== DIRECTION ==
Below are records. Count every line containing the word "name" and give the number alone.

((

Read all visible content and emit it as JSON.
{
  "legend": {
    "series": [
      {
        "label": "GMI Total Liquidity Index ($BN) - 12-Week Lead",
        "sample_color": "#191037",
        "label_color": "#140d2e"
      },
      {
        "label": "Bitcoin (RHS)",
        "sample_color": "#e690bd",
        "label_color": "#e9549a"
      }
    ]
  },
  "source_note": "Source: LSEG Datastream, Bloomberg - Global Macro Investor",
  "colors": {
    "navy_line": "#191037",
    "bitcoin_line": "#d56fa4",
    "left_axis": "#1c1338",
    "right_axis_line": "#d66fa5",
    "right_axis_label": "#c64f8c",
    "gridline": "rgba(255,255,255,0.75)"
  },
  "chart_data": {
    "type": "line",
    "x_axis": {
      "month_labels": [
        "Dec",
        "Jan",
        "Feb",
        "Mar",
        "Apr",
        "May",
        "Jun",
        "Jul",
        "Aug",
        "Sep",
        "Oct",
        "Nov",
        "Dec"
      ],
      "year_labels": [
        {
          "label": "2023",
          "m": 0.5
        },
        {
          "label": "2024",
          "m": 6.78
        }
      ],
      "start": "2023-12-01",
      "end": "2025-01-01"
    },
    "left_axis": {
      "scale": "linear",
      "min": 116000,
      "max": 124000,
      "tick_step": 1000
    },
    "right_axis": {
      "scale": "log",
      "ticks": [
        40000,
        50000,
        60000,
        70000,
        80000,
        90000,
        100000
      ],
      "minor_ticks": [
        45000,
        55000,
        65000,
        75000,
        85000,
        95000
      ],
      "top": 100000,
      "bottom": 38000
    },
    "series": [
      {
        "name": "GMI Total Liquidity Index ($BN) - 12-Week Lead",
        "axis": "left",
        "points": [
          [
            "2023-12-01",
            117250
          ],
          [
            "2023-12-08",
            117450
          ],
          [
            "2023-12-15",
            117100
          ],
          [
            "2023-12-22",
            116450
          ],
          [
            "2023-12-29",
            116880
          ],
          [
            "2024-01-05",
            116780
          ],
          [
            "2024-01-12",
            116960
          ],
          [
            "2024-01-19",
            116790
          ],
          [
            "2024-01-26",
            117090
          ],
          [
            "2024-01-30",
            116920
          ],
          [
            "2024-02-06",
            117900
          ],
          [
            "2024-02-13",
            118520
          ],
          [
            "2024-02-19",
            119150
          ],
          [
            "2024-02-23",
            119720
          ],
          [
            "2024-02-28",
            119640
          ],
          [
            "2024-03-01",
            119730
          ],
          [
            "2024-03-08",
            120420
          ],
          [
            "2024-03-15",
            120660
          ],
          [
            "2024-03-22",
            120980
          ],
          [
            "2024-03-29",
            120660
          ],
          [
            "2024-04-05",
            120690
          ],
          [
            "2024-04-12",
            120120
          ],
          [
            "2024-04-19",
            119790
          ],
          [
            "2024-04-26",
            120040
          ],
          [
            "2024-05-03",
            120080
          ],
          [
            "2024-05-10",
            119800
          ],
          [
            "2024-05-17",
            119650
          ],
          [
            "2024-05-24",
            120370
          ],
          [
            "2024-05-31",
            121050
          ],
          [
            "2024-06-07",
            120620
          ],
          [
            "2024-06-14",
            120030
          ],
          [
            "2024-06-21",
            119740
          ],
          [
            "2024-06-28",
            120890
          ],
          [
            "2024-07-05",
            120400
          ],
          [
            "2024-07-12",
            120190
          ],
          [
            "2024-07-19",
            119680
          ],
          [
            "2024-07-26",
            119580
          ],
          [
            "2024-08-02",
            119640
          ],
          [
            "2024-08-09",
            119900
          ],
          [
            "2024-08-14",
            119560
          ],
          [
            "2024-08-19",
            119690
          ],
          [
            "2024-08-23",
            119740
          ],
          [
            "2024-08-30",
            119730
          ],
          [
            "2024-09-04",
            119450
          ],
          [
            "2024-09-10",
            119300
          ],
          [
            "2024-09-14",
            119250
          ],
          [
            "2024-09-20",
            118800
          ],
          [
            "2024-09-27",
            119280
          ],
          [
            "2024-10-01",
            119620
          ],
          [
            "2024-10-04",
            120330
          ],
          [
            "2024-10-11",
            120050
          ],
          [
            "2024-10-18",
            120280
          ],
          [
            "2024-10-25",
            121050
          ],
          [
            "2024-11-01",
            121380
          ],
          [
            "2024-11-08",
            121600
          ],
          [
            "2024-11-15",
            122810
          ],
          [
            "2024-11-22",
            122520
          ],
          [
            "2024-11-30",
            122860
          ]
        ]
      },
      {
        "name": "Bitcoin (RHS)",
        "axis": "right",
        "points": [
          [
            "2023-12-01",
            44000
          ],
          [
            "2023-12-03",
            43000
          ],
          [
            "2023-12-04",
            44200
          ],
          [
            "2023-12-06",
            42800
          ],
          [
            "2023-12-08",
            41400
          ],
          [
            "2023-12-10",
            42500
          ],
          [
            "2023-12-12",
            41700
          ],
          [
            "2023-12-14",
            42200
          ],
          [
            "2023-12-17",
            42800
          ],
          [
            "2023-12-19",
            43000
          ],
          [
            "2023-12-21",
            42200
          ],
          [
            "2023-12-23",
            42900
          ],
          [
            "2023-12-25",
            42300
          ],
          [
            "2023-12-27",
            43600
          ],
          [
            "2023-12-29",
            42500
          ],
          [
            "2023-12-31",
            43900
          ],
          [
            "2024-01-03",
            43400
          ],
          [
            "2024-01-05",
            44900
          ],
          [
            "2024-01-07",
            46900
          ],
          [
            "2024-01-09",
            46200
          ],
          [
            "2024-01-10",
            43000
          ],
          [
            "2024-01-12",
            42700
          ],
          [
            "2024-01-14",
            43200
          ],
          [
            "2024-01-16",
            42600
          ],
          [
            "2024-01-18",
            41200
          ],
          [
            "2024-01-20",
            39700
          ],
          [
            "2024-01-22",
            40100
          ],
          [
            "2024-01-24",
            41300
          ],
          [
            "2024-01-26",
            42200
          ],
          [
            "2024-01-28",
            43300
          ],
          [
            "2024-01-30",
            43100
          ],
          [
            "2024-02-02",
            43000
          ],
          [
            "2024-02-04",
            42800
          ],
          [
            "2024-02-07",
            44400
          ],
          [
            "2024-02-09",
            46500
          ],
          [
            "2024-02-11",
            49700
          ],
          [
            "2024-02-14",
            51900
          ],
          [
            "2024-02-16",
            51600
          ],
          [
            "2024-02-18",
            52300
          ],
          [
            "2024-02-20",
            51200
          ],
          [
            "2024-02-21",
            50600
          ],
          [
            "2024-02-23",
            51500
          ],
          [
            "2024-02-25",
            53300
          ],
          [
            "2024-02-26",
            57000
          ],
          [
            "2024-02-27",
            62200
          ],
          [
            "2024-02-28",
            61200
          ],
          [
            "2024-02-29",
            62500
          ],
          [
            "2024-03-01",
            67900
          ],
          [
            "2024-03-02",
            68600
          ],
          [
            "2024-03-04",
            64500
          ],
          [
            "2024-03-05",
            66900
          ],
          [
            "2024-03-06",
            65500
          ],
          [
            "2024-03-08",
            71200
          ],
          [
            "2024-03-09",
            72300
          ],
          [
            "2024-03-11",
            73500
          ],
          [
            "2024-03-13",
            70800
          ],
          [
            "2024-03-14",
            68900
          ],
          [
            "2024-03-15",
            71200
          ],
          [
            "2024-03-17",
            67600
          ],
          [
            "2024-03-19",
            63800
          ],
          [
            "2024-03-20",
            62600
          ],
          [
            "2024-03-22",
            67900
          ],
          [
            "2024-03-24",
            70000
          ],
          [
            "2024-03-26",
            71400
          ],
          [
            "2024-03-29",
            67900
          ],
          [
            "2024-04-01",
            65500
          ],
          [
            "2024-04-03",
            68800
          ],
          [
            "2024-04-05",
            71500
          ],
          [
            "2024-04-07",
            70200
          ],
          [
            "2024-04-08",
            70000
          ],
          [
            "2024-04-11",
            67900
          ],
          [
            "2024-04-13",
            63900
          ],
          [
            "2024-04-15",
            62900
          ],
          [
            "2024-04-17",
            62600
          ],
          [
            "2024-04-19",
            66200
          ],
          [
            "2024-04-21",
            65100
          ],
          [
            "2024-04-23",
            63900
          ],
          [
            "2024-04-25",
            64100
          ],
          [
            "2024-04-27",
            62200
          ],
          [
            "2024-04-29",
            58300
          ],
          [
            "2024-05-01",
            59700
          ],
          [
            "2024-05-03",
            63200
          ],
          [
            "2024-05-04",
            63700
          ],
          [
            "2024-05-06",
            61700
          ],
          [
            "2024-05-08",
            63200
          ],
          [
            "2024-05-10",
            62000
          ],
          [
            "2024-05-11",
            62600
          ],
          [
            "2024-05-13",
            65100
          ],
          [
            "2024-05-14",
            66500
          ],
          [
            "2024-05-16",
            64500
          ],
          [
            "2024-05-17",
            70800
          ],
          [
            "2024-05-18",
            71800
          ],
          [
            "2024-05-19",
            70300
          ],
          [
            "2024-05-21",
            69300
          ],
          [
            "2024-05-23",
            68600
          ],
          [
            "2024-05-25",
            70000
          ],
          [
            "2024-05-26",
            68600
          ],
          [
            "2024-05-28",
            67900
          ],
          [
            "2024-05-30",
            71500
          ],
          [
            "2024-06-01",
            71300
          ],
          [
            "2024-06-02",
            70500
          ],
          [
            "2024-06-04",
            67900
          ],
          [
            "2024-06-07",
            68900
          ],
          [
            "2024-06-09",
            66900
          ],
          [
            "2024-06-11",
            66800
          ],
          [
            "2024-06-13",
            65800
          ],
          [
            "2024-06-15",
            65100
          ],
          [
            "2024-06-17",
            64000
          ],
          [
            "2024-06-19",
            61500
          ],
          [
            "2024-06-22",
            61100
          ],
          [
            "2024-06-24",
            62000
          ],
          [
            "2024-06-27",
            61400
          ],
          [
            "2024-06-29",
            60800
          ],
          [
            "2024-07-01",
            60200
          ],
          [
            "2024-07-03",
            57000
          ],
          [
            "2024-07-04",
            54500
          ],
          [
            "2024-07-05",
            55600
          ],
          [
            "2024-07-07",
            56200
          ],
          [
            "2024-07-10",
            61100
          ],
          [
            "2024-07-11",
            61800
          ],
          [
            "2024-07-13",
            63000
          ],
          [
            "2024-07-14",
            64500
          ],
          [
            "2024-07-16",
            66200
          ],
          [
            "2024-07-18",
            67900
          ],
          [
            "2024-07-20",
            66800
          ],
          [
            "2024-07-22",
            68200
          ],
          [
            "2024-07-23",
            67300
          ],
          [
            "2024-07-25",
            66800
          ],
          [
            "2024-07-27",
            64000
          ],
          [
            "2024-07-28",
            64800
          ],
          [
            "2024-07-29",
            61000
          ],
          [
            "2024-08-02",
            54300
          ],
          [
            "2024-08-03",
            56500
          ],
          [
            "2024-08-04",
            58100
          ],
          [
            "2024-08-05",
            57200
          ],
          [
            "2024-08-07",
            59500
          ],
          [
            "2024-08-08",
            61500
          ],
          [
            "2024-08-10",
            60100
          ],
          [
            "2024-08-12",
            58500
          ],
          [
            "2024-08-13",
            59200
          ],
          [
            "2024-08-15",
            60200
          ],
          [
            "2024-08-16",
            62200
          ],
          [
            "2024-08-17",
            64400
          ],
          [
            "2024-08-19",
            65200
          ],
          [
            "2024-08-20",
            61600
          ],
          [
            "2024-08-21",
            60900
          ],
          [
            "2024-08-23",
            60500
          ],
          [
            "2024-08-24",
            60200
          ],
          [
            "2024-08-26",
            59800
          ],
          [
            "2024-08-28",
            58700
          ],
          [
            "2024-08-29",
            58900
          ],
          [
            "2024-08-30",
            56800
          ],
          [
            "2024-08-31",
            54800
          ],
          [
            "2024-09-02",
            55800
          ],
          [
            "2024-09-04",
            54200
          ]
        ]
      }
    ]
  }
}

))

== TASK RESPONSE ==
2